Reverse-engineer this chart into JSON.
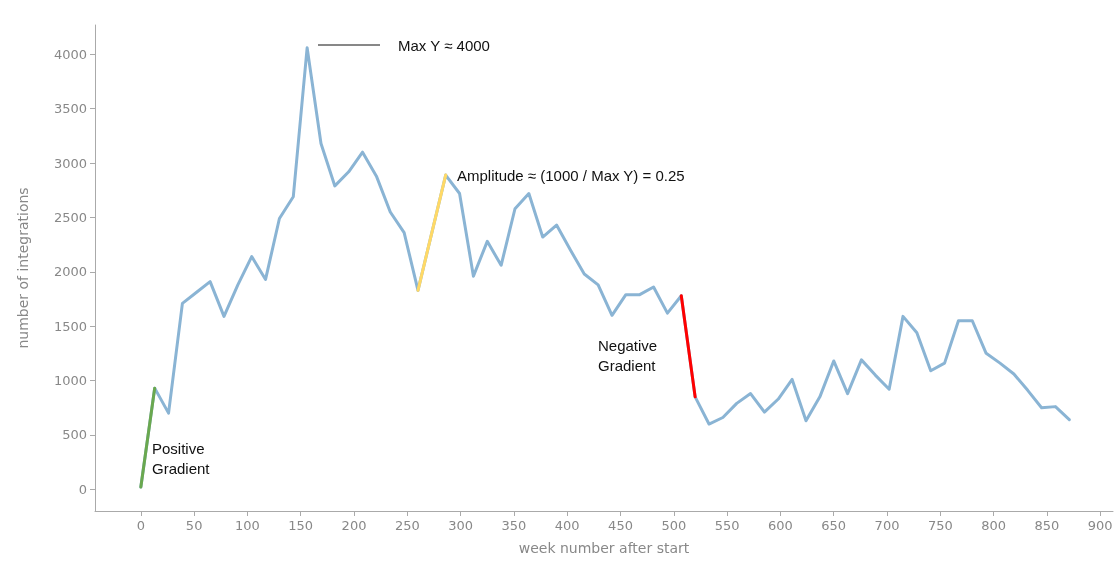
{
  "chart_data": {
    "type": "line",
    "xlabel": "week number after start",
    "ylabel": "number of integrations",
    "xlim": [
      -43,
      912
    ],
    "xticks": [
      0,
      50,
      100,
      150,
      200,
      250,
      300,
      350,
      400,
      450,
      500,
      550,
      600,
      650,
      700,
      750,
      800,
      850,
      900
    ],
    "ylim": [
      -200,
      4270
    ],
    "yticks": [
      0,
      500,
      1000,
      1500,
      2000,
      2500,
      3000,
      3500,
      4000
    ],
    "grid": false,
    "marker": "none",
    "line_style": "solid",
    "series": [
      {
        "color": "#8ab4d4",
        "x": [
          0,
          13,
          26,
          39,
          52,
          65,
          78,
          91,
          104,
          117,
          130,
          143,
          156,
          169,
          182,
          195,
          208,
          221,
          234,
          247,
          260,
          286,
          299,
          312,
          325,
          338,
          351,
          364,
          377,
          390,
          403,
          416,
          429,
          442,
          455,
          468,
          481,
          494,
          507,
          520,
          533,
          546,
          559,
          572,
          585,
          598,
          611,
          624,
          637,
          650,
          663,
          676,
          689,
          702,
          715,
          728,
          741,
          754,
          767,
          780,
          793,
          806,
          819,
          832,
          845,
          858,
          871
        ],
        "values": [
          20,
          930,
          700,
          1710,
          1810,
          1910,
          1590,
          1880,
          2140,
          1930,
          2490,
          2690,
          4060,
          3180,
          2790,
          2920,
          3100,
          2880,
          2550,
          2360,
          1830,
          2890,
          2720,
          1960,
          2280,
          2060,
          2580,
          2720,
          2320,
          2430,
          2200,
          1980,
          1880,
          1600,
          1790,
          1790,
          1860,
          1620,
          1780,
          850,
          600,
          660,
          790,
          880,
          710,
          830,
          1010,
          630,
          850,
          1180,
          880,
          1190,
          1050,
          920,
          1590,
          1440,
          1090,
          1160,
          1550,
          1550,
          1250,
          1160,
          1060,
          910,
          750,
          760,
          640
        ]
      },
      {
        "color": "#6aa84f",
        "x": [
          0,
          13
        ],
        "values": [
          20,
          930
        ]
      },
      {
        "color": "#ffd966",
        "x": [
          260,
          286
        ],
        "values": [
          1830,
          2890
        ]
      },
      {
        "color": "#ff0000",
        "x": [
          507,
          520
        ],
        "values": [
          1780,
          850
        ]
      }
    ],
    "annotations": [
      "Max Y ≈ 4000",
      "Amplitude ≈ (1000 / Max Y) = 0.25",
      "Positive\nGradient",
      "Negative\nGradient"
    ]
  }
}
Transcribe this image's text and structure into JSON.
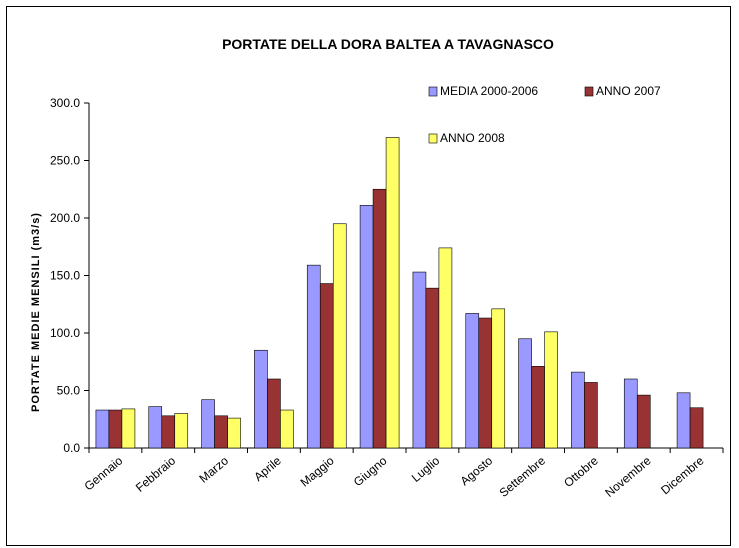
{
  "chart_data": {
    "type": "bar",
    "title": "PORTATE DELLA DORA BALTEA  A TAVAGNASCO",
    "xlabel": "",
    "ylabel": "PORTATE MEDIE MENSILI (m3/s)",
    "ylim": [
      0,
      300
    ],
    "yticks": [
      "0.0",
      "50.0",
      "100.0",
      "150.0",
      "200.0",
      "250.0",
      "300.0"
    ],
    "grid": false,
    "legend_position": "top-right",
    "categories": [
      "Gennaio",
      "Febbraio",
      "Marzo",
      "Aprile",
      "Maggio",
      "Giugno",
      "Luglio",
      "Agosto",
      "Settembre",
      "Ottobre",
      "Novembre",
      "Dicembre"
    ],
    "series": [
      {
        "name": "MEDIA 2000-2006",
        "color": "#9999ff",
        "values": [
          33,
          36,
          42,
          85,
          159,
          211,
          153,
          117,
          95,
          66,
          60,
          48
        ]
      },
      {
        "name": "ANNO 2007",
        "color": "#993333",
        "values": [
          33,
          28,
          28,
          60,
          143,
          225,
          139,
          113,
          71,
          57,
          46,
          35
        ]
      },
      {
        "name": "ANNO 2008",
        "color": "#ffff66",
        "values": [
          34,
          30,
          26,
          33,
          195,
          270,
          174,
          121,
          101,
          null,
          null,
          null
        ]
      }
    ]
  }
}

·····

Exercise directions: Set every line down exactly as written, leaving each picture out.

Output of the exercise:
Reverse-engineer this chart into JSON.
{
  "chart_data": {
    "type": "line",
    "xlabel": "week number after start",
    "ylabel": "number of integrations",
    "xlim": [
      -43,
      912
    ],
    "xticks": [
      0,
      50,
      100,
      150,
      200,
      250,
      300,
      350,
      400,
      450,
      500,
      550,
      600,
      650,
      700,
      750,
      800,
      850,
      900
    ],
    "ylim": [
      -200,
      4270
    ],
    "yticks": [
      0,
      500,
      1000,
      1500,
      2000,
      2500,
      3000,
      3500,
      4000
    ],
    "grid": false,
    "marker": "none",
    "line_style": "solid",
    "series": [
      {
        "color": "#8ab4d4",
        "x": [
          0,
          13,
          26,
          39,
          52,
          65,
          78,
          91,
          104,
          117,
          130,
          143,
          156,
          169,
          182,
          195,
          208,
          221,
          234,
          247,
          260,
          286,
          299,
          312,
          325,
          338,
          351,
          364,
          377,
          390,
          403,
          416,
          429,
          442,
          455,
          468,
          481,
          494,
          507,
          520,
          533,
          546,
          559,
          572,
          585,
          598,
          611,
          624,
          637,
          650,
          663,
          676,
          689,
          702,
          715,
          728,
          741,
          754,
          767,
          780,
          793,
          806,
          819,
          832,
          845,
          858,
          871
        ],
        "values": [
          20,
          930,
          700,
          1710,
          1810,
          1910,
          1590,
          1880,
          2140,
          1930,
          2490,
          2690,
          4060,
          3180,
          2790,
          2920,
          3100,
          2880,
          2550,
          2360,
          1830,
          2890,
          2720,
          1960,
          2280,
          2060,
          2580,
          2720,
          2320,
          2430,
          2200,
          1980,
          1880,
          1600,
          1790,
          1790,
          1860,
          1620,
          1780,
          850,
          600,
          660,
          790,
          880,
          710,
          830,
          1010,
          630,
          850,
          1180,
          880,
          1190,
          1050,
          920,
          1590,
          1440,
          1090,
          1160,
          1550,
          1550,
          1250,
          1160,
          1060,
          910,
          750,
          760,
          640
        ]
      },
      {
        "color": "#6aa84f",
        "x": [
          0,
          13
        ],
        "values": [
          20,
          930
        ]
      },
      {
        "color": "#ffd966",
        "x": [
          260,
          286
        ],
        "values": [
          1830,
          2890
        ]
      },
      {
        "color": "#ff0000",
        "x": [
          507,
          520
        ],
        "values": [
          1780,
          850
        ]
      }
    ],
    "annotations": [
      "Max Y ≈ 4000",
      "Amplitude ≈ (1000 / Max Y) = 0.25",
      "Positive\nGradient",
      "Negative\nGradient"
    ]
  }
}
Transcribe this image's text and structure into JSON.
{
  "chart_data": {
    "type": "bar",
    "title": "PORTATE DELLA DORA BALTEA  A TAVAGNASCO",
    "xlabel": "",
    "ylabel": "PORTATE MEDIE MENSILI (m3/s)",
    "ylim": [
      0,
      300
    ],
    "yticks": [
      "0.0",
      "50.0",
      "100.0",
      "150.0",
      "200.0",
      "250.0",
      "300.0"
    ],
    "grid": false,
    "legend_position": "top-right",
    "categories": [
      "Gennaio",
      "Febbraio",
      "Marzo",
      "Aprile",
      "Maggio",
      "Giugno",
      "Luglio",
      "Agosto",
      "Settembre",
      "Ottobre",
      "Novembre",
      "Dicembre"
    ],
    "series": [
      {
        "name": "MEDIA 2000-2006",
        "color": "#9999ff",
        "values": [
          33,
          36,
          42,
          85,
          159,
          211,
          153,
          117,
          95,
          66,
          60,
          48
        ]
      },
      {
        "name": "ANNO 2007",
        "color": "#993333",
        "values": [
          33,
          28,
          28,
          60,
          143,
          225,
          139,
          113,
          71,
          57,
          46,
          35
        ]
      },
      {
        "name": "ANNO 2008",
        "color": "#ffff66",
        "values": [
          34,
          30,
          26,
          33,
          195,
          270,
          174,
          121,
          101,
          null,
          null,
          null
        ]
      }
    ]
  }
}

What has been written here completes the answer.